_Task to complete_.
Look for the word "BERILLO" in the entries below, then copy every line that has it.
++++ Supplied records
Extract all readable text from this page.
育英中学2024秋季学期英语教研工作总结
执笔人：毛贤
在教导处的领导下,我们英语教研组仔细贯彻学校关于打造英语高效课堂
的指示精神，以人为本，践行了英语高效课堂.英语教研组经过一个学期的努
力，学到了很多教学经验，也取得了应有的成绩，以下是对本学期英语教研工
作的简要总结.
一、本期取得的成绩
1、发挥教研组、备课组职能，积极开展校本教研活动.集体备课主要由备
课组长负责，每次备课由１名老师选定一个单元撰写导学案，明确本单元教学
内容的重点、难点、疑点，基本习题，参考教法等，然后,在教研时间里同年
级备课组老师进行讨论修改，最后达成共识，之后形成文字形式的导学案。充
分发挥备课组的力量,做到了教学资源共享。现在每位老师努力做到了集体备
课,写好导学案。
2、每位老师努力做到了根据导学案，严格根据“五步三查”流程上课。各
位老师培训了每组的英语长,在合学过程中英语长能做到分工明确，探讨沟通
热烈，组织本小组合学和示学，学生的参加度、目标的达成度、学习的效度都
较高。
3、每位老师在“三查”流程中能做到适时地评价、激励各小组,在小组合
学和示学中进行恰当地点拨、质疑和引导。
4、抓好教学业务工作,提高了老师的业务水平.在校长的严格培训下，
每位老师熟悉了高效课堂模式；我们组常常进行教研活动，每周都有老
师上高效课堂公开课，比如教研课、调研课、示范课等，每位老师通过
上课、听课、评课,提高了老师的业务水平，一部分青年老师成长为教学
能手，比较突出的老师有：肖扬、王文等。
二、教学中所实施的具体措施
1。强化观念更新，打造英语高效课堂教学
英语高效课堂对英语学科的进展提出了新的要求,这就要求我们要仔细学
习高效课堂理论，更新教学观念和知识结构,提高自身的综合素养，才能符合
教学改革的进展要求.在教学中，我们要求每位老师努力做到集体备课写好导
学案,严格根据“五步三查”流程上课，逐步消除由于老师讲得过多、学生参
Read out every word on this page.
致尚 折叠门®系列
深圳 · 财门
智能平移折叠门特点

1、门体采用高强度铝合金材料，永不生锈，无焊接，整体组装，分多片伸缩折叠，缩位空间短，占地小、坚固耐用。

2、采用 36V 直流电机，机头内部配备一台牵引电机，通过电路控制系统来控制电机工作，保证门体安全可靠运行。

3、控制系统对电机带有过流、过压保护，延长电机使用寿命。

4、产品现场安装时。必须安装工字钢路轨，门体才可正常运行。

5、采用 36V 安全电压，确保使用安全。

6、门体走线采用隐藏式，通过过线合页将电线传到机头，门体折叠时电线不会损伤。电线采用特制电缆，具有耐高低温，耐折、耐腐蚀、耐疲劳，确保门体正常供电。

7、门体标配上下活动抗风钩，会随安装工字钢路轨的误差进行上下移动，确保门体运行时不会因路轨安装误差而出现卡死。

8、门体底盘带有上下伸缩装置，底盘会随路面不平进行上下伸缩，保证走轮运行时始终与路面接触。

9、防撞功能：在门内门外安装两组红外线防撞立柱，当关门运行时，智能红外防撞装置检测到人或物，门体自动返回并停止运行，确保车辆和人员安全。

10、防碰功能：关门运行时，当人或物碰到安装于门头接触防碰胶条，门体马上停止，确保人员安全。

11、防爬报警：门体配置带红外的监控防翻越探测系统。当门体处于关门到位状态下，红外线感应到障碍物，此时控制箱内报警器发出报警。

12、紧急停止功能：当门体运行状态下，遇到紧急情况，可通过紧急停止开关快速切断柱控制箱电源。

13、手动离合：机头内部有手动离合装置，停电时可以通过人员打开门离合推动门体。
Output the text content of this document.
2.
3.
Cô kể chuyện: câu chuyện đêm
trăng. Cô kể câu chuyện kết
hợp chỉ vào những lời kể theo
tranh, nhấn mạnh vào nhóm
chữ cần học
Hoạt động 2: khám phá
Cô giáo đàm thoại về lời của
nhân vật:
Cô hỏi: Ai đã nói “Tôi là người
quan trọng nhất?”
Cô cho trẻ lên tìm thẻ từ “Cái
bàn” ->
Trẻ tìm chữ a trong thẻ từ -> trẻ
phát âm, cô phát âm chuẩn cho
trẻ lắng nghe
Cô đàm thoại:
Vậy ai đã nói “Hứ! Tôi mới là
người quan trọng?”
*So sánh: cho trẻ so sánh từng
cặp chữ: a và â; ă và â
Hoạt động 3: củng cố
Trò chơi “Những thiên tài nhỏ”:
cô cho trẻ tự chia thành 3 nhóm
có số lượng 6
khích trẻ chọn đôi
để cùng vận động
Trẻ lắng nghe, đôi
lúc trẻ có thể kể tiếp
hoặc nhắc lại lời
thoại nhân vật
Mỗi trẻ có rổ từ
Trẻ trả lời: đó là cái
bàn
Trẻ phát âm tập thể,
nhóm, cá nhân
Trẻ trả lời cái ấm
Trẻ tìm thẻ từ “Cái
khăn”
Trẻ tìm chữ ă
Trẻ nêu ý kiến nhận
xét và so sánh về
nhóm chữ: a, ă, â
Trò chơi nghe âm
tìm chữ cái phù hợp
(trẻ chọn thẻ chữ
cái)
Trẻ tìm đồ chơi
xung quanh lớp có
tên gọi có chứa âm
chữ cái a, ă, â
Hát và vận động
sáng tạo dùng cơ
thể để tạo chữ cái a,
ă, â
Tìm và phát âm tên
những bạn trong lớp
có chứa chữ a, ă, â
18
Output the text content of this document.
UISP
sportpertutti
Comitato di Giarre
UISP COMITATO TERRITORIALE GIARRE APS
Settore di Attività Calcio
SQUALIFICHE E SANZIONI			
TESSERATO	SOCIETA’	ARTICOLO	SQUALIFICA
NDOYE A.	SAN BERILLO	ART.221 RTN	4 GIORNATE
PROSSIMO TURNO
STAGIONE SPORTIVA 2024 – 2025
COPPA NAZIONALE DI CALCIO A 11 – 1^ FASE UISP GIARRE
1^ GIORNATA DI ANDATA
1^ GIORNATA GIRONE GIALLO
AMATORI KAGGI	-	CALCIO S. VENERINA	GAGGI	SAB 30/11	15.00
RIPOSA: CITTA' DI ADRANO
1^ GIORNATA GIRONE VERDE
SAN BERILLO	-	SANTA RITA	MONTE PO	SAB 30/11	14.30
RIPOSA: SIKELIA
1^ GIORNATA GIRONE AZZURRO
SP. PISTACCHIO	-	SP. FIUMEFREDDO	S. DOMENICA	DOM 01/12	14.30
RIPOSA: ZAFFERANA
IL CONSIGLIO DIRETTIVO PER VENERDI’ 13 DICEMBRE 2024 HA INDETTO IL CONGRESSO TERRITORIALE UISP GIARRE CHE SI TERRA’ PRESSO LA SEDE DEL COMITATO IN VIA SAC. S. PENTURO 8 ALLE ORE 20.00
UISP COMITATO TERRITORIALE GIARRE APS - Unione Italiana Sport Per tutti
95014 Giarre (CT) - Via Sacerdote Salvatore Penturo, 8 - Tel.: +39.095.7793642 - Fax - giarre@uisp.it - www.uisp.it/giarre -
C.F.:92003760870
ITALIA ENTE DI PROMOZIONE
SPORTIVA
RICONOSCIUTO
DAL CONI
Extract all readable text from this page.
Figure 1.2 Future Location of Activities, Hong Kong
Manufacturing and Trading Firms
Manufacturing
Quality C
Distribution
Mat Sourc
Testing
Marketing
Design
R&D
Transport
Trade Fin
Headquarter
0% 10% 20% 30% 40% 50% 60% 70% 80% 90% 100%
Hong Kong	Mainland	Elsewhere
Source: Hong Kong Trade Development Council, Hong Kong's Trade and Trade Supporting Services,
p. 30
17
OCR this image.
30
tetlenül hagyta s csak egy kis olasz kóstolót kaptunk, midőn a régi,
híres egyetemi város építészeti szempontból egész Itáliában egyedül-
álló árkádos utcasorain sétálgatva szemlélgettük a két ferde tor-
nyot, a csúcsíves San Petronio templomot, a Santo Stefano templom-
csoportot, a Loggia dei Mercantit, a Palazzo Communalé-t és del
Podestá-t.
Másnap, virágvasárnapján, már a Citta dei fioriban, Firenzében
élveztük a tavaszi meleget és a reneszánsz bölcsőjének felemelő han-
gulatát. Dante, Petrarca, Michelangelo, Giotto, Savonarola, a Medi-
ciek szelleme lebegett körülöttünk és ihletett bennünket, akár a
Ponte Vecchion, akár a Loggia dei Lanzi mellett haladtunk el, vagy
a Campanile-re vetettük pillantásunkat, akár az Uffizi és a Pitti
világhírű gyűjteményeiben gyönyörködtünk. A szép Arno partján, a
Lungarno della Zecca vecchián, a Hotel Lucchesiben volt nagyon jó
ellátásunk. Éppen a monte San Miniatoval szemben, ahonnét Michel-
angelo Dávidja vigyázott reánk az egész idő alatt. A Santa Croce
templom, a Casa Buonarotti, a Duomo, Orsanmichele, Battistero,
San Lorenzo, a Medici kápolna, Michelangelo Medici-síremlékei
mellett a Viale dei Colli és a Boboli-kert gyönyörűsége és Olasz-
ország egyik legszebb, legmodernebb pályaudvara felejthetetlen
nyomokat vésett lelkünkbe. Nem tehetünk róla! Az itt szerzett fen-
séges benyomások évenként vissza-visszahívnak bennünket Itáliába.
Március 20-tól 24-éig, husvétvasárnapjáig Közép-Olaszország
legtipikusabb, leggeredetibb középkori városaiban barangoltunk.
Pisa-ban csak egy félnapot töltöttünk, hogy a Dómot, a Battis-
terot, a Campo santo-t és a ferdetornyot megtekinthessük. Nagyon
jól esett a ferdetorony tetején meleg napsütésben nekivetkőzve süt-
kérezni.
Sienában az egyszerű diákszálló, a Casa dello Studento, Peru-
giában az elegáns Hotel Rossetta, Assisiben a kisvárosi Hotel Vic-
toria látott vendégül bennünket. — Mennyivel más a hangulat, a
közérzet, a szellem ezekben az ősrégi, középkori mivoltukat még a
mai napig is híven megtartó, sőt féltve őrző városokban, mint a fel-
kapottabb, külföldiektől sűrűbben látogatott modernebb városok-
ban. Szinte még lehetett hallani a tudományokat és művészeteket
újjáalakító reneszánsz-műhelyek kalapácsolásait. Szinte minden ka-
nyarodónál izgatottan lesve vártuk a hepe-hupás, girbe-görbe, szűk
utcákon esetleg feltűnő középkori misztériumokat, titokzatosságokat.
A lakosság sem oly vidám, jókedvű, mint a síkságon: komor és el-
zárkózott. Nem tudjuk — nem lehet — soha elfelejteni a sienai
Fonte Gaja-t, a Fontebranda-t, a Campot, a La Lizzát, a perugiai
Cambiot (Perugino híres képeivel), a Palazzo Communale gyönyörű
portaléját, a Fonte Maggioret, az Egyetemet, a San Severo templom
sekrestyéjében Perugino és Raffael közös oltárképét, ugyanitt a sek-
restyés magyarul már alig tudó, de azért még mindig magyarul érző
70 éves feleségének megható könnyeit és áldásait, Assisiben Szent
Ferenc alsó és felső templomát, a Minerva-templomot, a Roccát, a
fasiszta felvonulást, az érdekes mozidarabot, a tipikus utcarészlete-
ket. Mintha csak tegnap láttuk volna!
++++++++
_Task output_.
NDOYE A.	SAN BERILLO	ART.221 RTN	4 GIORNATE
SAN BERILLO	-	SANTA RITA	MONTE PO	SAB 30/11	14.30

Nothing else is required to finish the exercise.